SUPPLIED ENTRIES:
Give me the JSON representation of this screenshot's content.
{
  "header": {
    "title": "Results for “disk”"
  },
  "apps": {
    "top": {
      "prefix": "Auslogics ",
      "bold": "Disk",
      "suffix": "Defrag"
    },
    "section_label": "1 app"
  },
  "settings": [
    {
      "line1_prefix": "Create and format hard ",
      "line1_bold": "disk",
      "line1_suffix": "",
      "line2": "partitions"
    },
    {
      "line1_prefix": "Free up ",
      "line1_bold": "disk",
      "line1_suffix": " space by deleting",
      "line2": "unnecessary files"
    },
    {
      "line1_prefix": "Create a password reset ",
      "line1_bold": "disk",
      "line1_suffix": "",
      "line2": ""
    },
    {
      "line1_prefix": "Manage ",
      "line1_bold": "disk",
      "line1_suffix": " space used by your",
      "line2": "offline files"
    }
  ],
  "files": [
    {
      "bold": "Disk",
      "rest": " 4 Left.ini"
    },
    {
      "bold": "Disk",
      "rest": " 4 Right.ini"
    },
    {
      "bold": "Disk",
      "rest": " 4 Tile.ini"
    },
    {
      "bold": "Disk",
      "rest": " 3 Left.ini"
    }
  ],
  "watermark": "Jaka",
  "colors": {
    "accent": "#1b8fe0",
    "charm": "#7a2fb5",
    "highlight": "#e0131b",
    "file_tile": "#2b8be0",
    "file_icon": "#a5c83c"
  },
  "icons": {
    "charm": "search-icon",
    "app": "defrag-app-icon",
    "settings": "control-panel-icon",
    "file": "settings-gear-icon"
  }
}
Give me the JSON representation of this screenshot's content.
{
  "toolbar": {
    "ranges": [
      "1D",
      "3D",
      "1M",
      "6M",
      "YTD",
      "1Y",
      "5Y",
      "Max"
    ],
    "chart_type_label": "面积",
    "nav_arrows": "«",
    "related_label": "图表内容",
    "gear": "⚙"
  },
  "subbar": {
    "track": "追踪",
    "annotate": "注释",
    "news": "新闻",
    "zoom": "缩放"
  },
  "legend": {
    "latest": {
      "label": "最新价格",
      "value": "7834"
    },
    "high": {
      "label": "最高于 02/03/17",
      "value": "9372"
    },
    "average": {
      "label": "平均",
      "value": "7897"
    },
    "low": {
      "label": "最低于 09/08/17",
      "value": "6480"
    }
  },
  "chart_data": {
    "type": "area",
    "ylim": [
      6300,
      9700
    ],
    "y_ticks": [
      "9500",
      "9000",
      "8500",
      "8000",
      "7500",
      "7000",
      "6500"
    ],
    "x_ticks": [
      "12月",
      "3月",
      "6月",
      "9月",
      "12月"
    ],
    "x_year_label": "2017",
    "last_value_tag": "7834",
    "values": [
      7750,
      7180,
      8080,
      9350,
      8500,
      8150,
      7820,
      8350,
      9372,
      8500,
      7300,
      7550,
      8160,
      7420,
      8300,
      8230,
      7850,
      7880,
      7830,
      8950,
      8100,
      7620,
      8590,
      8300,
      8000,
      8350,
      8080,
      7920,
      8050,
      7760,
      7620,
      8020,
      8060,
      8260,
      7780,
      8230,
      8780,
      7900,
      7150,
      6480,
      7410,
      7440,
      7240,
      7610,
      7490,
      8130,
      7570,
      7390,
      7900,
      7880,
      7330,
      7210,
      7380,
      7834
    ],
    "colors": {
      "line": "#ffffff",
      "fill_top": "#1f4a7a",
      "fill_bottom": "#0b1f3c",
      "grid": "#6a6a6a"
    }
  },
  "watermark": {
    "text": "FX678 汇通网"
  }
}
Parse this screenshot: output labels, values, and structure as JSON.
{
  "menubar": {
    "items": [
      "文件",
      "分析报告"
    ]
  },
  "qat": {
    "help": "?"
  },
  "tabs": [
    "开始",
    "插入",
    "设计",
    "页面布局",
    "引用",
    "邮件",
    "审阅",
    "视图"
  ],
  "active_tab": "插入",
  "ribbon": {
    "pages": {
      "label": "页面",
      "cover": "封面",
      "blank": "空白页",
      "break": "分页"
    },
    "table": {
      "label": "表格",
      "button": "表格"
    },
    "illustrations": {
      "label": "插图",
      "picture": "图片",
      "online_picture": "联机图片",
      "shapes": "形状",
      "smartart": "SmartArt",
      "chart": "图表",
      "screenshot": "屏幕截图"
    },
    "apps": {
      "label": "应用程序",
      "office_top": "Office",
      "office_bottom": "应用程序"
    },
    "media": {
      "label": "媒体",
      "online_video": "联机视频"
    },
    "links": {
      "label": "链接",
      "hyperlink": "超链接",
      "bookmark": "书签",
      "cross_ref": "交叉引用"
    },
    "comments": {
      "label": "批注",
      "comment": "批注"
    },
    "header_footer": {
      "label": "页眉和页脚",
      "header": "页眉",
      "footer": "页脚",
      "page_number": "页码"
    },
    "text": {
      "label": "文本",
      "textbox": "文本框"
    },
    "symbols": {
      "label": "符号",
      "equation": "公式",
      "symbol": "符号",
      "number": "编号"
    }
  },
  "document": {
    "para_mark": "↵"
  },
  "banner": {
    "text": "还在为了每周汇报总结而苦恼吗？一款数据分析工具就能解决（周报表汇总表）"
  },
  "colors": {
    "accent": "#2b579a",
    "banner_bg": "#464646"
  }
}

WHAT YOU HAVE TO DO:
Write out every line exactly as it stands.

REPLY TO THE TASK:
Give me the JSON representation of this screenshot's content.
{
  "header": {
    "title": "Results for “disk”"
  },
  "apps": {
    "top": {
      "prefix": "Auslogics ",
      "bold": "Disk",
      "suffix": "Defrag"
    },
    "section_label": "1 app"
  },
  "settings": [
    {
      "line1_prefix": "Create and format hard ",
      "line1_bold": "disk",
      "line1_suffix": "",
      "line2": "partitions"
    },
    {
      "line1_prefix": "Free up ",
      "line1_bold": "disk",
      "line1_suffix": " space by deleting",
      "line2": "unnecessary files"
    },
    {
      "line1_prefix": "Create a password reset ",
      "line1_bold": "disk",
      "line1_suffix": "",
      "line2": ""
    },
    {
      "line1_prefix": "Manage ",
      "line1_bold": "disk",
      "line1_suffix": " space used by your",
      "line2": "offline files"
    }
  ],
  "files": [
    {
      "bold": "Disk",
      "rest": " 4 Left.ini"
    },
    {
      "bold": "Disk",
      "rest": " 4 Right.ini"
    },
    {
      "bold": "Disk",
      "rest": " 4 Tile.ini"
    },
    {
      "bold": "Disk",
      "rest": " 3 Left.ini"
    }
  ],
  "watermark": "Jaka",
  "colors": {
    "accent": "#1b8fe0",
    "charm": "#7a2fb5",
    "highlight": "#e0131b",
    "file_tile": "#2b8be0",
    "file_icon": "#a5c83c"
  },
  "icons": {
    "charm": "search-icon",
    "app": "defrag-app-icon",
    "settings": "control-panel-icon",
    "file": "settings-gear-icon"
  }
}
Give me the JSON representation of this screenshot's content.
{
  "toolbar": {
    "ranges": [
      "1D",
      "3D",
      "1M",
      "6M",
      "YTD",
      "1Y",
      "5Y",
      "Max"
    ],
    "chart_type_label": "面积",
    "nav_arrows": "«",
    "related_label": "图表内容",
    "gear": "⚙"
  },
  "subbar": {
    "track": "追踪",
    "annotate": "注释",
    "news": "新闻",
    "zoom": "缩放"
  },
  "legend": {
    "latest": {
      "label": "最新价格",
      "value": "7834"
    },
    "high": {
      "label": "最高于 02/03/17",
      "value": "9372"
    },
    "average": {
      "label": "平均",
      "value": "7897"
    },
    "low": {
      "label": "最低于 09/08/17",
      "value": "6480"
    }
  },
  "chart_data": {
    "type": "area",
    "ylim": [
      6300,
      9700
    ],
    "y_ticks": [
      "9500",
      "9000",
      "8500",
      "8000",
      "7500",
      "7000",
      "6500"
    ],
    "x_ticks": [
      "12月",
      "3月",
      "6月",
      "9月",
      "12月"
    ],
    "x_year_label": "2017",
    "last_value_tag": "7834",
    "values": [
      7750,
      7180,
      8080,
      9350,
      8500,
      8150,
      7820,
      8350,
      9372,
      8500,
      7300,
      7550,
      8160,
      7420,
      8300,
      8230,
      7850,
      7880,
      7830,
      8950,
      8100,
      7620,
      8590,
      8300,
      8000,
      8350,
      8080,
      7920,
      8050,
      7760,
      7620,
      8020,
      8060,
      8260,
      7780,
      8230,
      8780,
      7900,
      7150,
      6480,
      7410,
      7440,
      7240,
      7610,
      7490,
      8130,
      7570,
      7390,
      7900,
      7880,
      7330,
      7210,
      7380,
      7834
    ],
    "colors": {
      "line": "#ffffff",
      "fill_top": "#1f4a7a",
      "fill_bottom": "#0b1f3c",
      "grid": "#6a6a6a"
    }
  },
  "watermark": {
    "text": "FX678 汇通网"
  }
}
Parse this screenshot: output labels, values, and structure as JSON.
{
  "menubar": {
    "items": [
      "文件",
      "分析报告"
    ]
  },
  "qat": {
    "help": "?"
  },
  "tabs": [
    "开始",
    "插入",
    "设计",
    "页面布局",
    "引用",
    "邮件",
    "审阅",
    "视图"
  ],
  "active_tab": "插入",
  "ribbon": {
    "pages": {
      "label": "页面",
      "cover": "封面",
      "blank": "空白页",
      "break": "分页"
    },
    "table": {
      "label": "表格",
      "button": "表格"
    },
    "illustrations": {
      "label": "插图",
      "picture": "图片",
      "online_picture": "联机图片",
      "shapes": "形状",
      "smartart": "SmartArt",
      "chart": "图表",
      "screenshot": "屏幕截图"
    },
    "apps": {
      "label": "应用程序",
      "office_top": "Office",
      "office_bottom": "应用程序"
    },
    "media": {
      "label": "媒体",
      "online_video": "联机视频"
    },
    "links": {
      "label": "链接",
      "hyperlink": "超链接",
      "bookmark": "书签",
      "cross_ref": "交叉引用"
    },
    "comments": {
      "label": "批注",
      "comment": "批注"
    },
    "header_footer": {
      "label": "页眉和页脚",
      "header": "页眉",
      "footer": "页脚",
      "page_number": "页码"
    },
    "text": {
      "label": "文本",
      "textbox": "文本框"
    },
    "symbols": {
      "label": "符号",
      "equation": "公式",
      "symbol": "符号",
      "number": "编号"
    }
  },
  "document": {
    "para_mark": "↵"
  },
  "banner": {
    "text": "还在为了每周汇报总结而苦恼吗？一款数据分析工具就能解决（周报表汇总表）"
  },
  "colors": {
    "accent": "#2b579a",
    "banner_bg": "#464646"
  }
}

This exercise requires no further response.